• LISTED ENTRIES

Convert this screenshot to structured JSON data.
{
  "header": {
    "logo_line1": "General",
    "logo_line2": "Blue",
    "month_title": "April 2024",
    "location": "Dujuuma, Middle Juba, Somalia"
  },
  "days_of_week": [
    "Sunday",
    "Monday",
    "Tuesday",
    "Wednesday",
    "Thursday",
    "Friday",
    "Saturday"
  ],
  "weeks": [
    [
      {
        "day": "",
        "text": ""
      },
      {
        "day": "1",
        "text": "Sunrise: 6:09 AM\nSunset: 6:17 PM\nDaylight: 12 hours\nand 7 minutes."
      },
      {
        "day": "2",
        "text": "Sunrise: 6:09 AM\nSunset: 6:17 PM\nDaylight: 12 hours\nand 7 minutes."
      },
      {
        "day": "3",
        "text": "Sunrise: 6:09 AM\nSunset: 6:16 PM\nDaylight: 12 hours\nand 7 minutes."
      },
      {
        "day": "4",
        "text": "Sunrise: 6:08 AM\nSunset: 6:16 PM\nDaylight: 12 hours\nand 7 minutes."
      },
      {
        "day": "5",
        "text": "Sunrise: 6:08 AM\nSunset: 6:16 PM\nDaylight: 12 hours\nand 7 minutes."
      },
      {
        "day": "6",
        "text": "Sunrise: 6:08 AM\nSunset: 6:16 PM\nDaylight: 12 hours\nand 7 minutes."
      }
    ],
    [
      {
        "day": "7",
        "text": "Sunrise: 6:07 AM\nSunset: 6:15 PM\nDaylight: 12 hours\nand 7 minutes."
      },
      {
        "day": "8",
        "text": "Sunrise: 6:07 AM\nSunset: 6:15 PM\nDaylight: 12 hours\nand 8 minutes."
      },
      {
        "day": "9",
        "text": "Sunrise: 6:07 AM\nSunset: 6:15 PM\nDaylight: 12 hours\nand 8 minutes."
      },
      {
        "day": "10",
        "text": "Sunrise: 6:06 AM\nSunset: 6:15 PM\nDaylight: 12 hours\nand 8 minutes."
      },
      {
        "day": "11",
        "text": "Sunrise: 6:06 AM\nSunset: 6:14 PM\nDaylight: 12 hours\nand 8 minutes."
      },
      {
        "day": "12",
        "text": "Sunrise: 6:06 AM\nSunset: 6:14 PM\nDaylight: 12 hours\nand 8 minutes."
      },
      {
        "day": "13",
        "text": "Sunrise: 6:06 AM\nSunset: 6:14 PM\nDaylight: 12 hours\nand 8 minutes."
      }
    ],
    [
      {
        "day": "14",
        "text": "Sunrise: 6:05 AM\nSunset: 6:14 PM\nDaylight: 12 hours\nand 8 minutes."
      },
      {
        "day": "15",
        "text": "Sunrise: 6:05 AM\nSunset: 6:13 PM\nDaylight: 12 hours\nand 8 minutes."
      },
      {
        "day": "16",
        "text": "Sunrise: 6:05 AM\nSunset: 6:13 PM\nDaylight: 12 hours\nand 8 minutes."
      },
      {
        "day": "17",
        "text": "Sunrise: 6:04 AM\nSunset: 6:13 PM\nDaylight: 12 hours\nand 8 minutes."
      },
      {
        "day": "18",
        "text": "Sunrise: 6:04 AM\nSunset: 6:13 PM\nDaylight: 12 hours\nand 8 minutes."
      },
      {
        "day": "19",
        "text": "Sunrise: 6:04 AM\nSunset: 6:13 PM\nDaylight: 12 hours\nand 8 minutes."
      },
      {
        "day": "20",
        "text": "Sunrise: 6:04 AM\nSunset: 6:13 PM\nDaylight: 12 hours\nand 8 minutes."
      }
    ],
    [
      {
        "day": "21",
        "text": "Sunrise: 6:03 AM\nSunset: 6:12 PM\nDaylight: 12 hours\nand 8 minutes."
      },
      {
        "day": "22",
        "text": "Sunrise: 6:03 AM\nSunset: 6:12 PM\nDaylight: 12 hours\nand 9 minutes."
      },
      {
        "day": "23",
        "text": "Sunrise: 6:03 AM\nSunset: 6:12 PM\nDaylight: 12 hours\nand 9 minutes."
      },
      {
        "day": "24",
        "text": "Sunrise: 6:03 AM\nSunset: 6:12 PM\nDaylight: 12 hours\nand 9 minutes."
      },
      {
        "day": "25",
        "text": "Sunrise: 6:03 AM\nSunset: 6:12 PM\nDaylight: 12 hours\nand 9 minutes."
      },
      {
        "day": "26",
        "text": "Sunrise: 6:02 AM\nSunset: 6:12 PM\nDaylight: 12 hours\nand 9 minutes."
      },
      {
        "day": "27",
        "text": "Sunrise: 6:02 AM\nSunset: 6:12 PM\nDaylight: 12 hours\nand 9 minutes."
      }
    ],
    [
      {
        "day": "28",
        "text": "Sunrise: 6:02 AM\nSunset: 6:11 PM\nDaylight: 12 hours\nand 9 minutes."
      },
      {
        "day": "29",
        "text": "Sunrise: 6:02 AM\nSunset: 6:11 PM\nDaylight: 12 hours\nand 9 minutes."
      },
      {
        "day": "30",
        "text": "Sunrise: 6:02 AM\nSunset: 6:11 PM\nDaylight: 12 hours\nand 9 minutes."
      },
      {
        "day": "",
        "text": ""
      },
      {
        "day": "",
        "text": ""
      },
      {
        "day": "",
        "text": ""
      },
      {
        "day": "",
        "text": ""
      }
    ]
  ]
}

• THE PROBLEM
Copy every line of the records word for word.

• EXERCISE SOLUTION
Convert this screenshot to structured JSON data.
{
  "header": {
    "logo_line1": "General",
    "logo_line2": "Blue",
    "month_title": "April 2024",
    "location": "Dujuuma, Middle Juba, Somalia"
  },
  "days_of_week": [
    "Sunday",
    "Monday",
    "Tuesday",
    "Wednesday",
    "Thursday",
    "Friday",
    "Saturday"
  ],
  "weeks": [
    [
      {
        "day": "",
        "text": ""
      },
      {
        "day": "1",
        "text": "Sunrise: 6:09 AM\nSunset: 6:17 PM\nDaylight: 12 hours\nand 7 minutes."
      },
      {
        "day": "2",
        "text": "Sunrise: 6:09 AM\nSunset: 6:17 PM\nDaylight: 12 hours\nand 7 minutes."
      },
      {
        "day": "3",
        "text": "Sunrise: 6:09 AM\nSunset: 6:16 PM\nDaylight: 12 hours\nand 7 minutes."
      },
      {
        "day": "4",
        "text": "Sunrise: 6:08 AM\nSunset: 6:16 PM\nDaylight: 12 hours\nand 7 minutes."
      },
      {
        "day": "5",
        "text": "Sunrise: 6:08 AM\nSunset: 6:16 PM\nDaylight: 12 hours\nand 7 minutes."
      },
      {
        "day": "6",
        "text": "Sunrise: 6:08 AM\nSunset: 6:16 PM\nDaylight: 12 hours\nand 7 minutes."
      }
    ],
    [
      {
        "day": "7",
        "text": "Sunrise: 6:07 AM\nSunset: 6:15 PM\nDaylight: 12 hours\nand 7 minutes."
      },
      {
        "day": "8",
        "text": "Sunrise: 6:07 AM\nSunset: 6:15 PM\nDaylight: 12 hours\nand 8 minutes."
      },
      {
        "day": "9",
        "text": "Sunrise: 6:07 AM\nSunset: 6:15 PM\nDaylight: 12 hours\nand 8 minutes."
      },
      {
        "day": "10",
        "text": "Sunrise: 6:06 AM\nSunset: 6:15 PM\nDaylight: 12 hours\nand 8 minutes."
      },
      {
        "day": "11",
        "text": "Sunrise: 6:06 AM\nSunset: 6:14 PM\nDaylight: 12 hours\nand 8 minutes."
      },
      {
        "day": "12",
        "text": "Sunrise: 6:06 AM\nSunset: 6:14 PM\nDaylight: 12 hours\nand 8 minutes."
      },
      {
        "day": "13",
        "text": "Sunrise: 6:06 AM\nSunset: 6:14 PM\nDaylight: 12 hours\nand 8 minutes."
      }
    ],
    [
      {
        "day": "14",
        "text": "Sunrise: 6:05 AM\nSunset: 6:14 PM\nDaylight: 12 hours\nand 8 minutes."
      },
      {
        "day": "15",
        "text": "Sunrise: 6:05 AM\nSunset: 6:13 PM\nDaylight: 12 hours\nand 8 minutes."
      },
      {
        "day": "16",
        "text": "Sunrise: 6:05 AM\nSunset: 6:13 PM\nDaylight: 12 hours\nand 8 minutes."
      },
      {
        "day": "17",
        "text": "Sunrise: 6:04 AM\nSunset: 6:13 PM\nDaylight: 12 hours\nand 8 minutes."
      },
      {
        "day": "18",
        "text": "Sunrise: 6:04 AM\nSunset: 6:13 PM\nDaylight: 12 hours\nand 8 minutes."
      },
      {
        "day": "19",
        "text": "Sunrise: 6:04 AM\nSunset: 6:13 PM\nDaylight: 12 hours\nand 8 minutes."
      },
      {
        "day": "20",
        "text": "Sunrise: 6:04 AM\nSunset: 6:13 PM\nDaylight: 12 hours\nand 8 minutes."
      }
    ],
    [
      {
        "day": "21",
        "text": "Sunrise: 6:03 AM\nSunset: 6:12 PM\nDaylight: 12 hours\nand 8 minutes."
      },
      {
        "day": "22",
        "text": "Sunrise: 6:03 AM\nSunset: 6:12 PM\nDaylight: 12 hours\nand 9 minutes."
      },
      {
        "day": "23",
        "text": "Sunrise: 6:03 AM\nSunset: 6:12 PM\nDaylight: 12 hours\nand 9 minutes."
      },
      {
        "day": "24",
        "text": "Sunrise: 6:03 AM\nSunset: 6:12 PM\nDaylight: 12 hours\nand 9 minutes."
      },
      {
        "day": "25",
        "text": "Sunrise: 6:03 AM\nSunset: 6:12 PM\nDaylight: 12 hours\nand 9 minutes."
      },
      {
        "day": "26",
        "text": "Sunrise: 6:02 AM\nSunset: 6:12 PM\nDaylight: 12 hours\nand 9 minutes."
      },
      {
        "day": "27",
        "text": "Sunrise: 6:02 AM\nSunset: 6:12 PM\nDaylight: 12 hours\nand 9 minutes."
      }
    ],
    [
      {
        "day": "28",
        "text": "Sunrise: 6:02 AM\nSunset: 6:11 PM\nDaylight: 12 hours\nand 9 minutes."
      },
      {
        "day": "29",
        "text": "Sunrise: 6:02 AM\nSunset: 6:11 PM\nDaylight: 12 hours\nand 9 minutes."
      },
      {
        "day": "30",
        "text": "Sunrise: 6:02 AM\nSunset: 6:11 PM\nDaylight: 12 hours\nand 9 minutes."
      },
      {
        "day": "",
        "text": ""
      },
      {
        "day": "",
        "text": ""
      },
      {
        "day": "",
        "text": ""
      },
      {
        "day": "",
        "text": ""
      }
    ]
  ]
}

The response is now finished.